## Goal:
Pick out each line in the records below that contains the word "Alto", and copy those lines in full.

## Data for this exercise:

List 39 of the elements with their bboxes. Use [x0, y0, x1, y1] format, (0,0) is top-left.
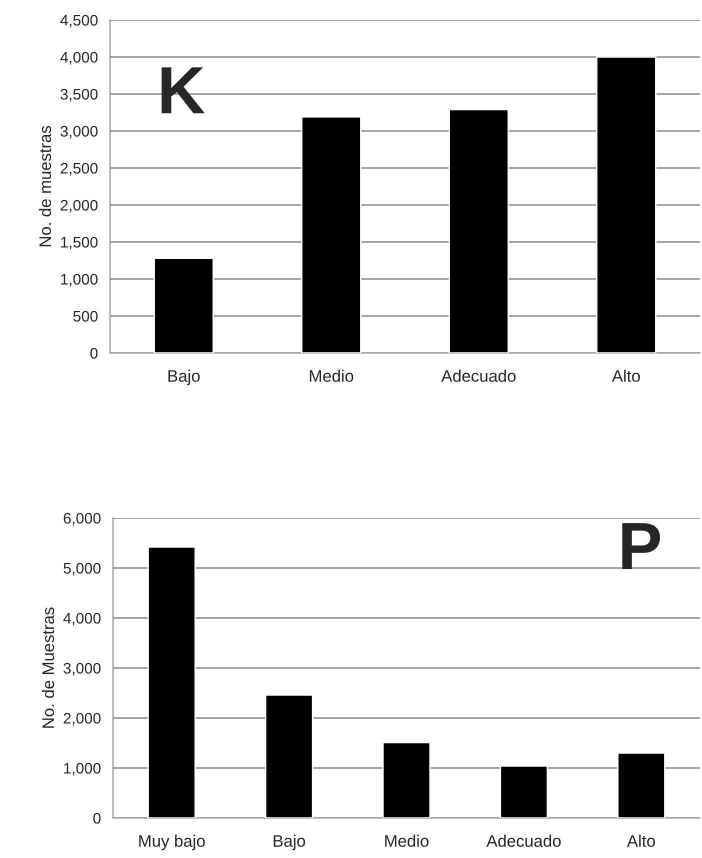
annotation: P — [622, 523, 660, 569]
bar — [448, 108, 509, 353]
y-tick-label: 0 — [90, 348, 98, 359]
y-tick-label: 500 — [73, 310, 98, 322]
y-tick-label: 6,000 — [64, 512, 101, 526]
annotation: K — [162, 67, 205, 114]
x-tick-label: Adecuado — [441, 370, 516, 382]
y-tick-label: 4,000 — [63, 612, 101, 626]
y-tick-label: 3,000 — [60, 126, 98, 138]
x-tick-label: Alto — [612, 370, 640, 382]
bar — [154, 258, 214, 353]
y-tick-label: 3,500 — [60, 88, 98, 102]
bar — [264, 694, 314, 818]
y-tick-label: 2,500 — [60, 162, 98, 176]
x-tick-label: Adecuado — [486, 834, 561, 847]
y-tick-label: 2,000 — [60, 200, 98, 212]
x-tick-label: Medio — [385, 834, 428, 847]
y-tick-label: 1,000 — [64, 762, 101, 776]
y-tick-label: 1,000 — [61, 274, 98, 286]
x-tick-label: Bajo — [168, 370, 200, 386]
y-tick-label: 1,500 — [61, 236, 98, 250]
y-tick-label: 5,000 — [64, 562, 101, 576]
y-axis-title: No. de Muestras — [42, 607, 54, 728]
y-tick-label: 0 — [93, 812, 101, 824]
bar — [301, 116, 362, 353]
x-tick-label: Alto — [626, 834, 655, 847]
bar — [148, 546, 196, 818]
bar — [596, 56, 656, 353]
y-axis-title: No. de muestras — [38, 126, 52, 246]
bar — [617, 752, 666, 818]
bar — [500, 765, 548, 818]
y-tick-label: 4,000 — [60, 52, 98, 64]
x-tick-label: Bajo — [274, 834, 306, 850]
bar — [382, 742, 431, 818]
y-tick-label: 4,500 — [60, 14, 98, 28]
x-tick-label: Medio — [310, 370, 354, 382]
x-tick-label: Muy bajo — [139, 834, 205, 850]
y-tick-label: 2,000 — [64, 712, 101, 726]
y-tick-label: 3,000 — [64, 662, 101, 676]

==

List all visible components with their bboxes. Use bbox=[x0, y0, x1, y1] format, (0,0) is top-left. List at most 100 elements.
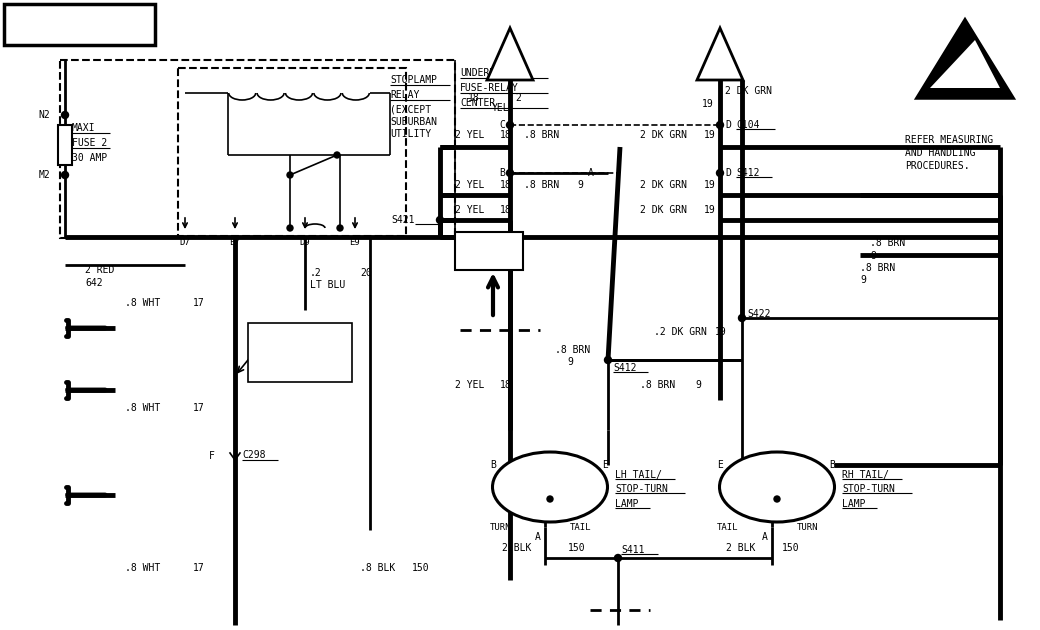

...

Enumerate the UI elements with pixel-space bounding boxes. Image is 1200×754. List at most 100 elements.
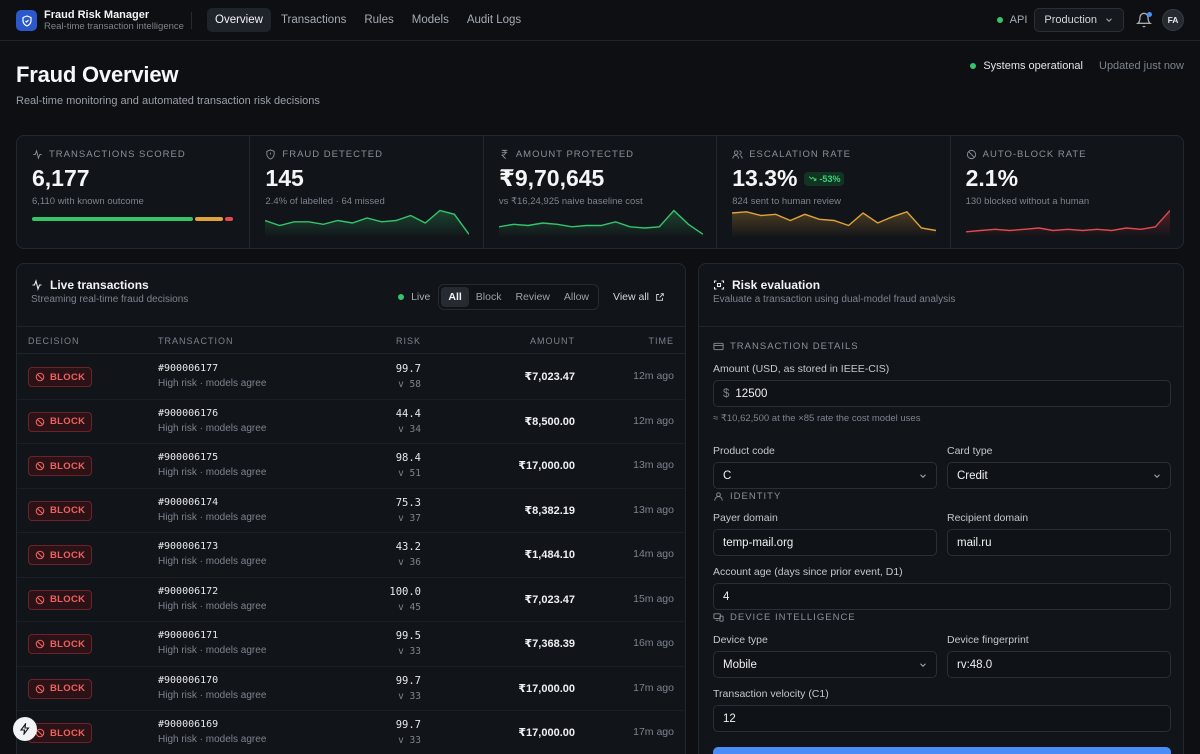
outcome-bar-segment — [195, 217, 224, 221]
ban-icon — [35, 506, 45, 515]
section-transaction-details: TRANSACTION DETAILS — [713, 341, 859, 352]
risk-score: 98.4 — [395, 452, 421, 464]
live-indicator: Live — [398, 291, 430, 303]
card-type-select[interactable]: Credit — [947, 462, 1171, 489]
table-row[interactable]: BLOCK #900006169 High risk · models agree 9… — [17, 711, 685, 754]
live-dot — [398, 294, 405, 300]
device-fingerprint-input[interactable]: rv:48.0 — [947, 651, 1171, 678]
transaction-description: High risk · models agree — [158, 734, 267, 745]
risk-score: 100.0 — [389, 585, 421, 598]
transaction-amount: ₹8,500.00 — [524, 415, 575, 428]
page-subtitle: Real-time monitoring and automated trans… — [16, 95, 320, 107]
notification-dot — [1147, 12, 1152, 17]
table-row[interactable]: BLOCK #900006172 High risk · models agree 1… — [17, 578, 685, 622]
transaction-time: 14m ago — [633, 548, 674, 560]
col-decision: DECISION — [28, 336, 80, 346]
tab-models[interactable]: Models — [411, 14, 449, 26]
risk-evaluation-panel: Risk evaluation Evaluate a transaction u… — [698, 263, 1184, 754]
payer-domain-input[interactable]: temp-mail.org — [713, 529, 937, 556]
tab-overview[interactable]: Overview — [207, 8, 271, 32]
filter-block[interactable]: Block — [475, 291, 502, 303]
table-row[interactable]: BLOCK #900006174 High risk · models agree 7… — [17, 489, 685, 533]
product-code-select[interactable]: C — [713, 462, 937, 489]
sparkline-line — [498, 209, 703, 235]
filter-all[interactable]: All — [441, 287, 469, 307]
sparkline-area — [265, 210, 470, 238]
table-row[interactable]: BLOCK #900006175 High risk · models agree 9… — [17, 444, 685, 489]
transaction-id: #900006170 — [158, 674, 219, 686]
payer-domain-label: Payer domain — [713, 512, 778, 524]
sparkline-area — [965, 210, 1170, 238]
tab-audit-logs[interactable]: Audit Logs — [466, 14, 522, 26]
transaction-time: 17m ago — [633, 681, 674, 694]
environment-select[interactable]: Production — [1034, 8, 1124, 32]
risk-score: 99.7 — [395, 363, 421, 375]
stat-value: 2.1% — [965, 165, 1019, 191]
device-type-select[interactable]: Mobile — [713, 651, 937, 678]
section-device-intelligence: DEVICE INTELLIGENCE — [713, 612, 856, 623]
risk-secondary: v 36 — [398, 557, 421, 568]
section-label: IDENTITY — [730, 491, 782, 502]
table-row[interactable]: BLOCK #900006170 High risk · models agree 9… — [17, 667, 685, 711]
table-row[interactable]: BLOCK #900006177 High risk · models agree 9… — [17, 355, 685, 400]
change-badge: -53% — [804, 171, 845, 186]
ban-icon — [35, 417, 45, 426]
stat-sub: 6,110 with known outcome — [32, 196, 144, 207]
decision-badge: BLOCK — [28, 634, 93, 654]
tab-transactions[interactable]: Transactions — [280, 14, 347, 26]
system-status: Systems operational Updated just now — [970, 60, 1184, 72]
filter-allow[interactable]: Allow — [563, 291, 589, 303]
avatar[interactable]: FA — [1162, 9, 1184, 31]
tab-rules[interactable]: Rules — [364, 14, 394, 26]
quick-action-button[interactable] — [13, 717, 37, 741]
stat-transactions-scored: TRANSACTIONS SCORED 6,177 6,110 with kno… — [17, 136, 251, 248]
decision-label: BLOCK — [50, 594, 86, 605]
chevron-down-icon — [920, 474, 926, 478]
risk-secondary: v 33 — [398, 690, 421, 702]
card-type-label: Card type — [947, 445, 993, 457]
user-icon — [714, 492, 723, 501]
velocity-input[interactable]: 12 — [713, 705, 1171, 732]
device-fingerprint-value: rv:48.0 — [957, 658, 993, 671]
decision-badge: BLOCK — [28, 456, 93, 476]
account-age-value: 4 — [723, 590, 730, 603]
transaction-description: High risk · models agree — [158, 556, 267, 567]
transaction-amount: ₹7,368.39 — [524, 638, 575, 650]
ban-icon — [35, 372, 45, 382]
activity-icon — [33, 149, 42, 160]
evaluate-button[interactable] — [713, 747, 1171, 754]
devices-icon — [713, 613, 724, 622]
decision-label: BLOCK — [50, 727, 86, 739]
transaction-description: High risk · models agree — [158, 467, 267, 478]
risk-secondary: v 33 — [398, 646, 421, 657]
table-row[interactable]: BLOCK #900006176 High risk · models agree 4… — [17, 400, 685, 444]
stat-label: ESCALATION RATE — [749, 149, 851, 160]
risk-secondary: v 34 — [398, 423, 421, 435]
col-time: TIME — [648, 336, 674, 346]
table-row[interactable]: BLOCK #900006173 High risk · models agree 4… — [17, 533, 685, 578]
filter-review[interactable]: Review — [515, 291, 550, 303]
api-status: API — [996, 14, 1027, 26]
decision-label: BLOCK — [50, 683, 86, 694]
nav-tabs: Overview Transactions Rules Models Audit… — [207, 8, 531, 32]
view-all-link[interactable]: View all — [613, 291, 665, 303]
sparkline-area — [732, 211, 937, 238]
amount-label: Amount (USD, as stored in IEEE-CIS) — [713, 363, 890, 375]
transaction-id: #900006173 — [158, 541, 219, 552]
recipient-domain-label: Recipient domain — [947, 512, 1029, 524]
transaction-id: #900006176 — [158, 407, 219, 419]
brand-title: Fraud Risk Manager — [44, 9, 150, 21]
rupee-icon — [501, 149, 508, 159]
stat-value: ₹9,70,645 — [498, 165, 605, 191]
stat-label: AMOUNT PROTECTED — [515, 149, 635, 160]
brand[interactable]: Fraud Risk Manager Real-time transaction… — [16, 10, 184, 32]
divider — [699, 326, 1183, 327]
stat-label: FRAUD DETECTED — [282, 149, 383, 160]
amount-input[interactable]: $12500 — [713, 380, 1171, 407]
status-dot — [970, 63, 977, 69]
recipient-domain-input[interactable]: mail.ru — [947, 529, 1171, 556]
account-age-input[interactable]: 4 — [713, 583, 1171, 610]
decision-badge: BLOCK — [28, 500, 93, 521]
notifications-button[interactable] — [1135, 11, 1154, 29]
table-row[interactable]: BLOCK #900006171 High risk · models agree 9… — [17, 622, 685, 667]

## Exercise answer:
x-tick-label: Alto — [612, 370, 640, 382]
x-tick-label: Alto — [626, 834, 655, 847]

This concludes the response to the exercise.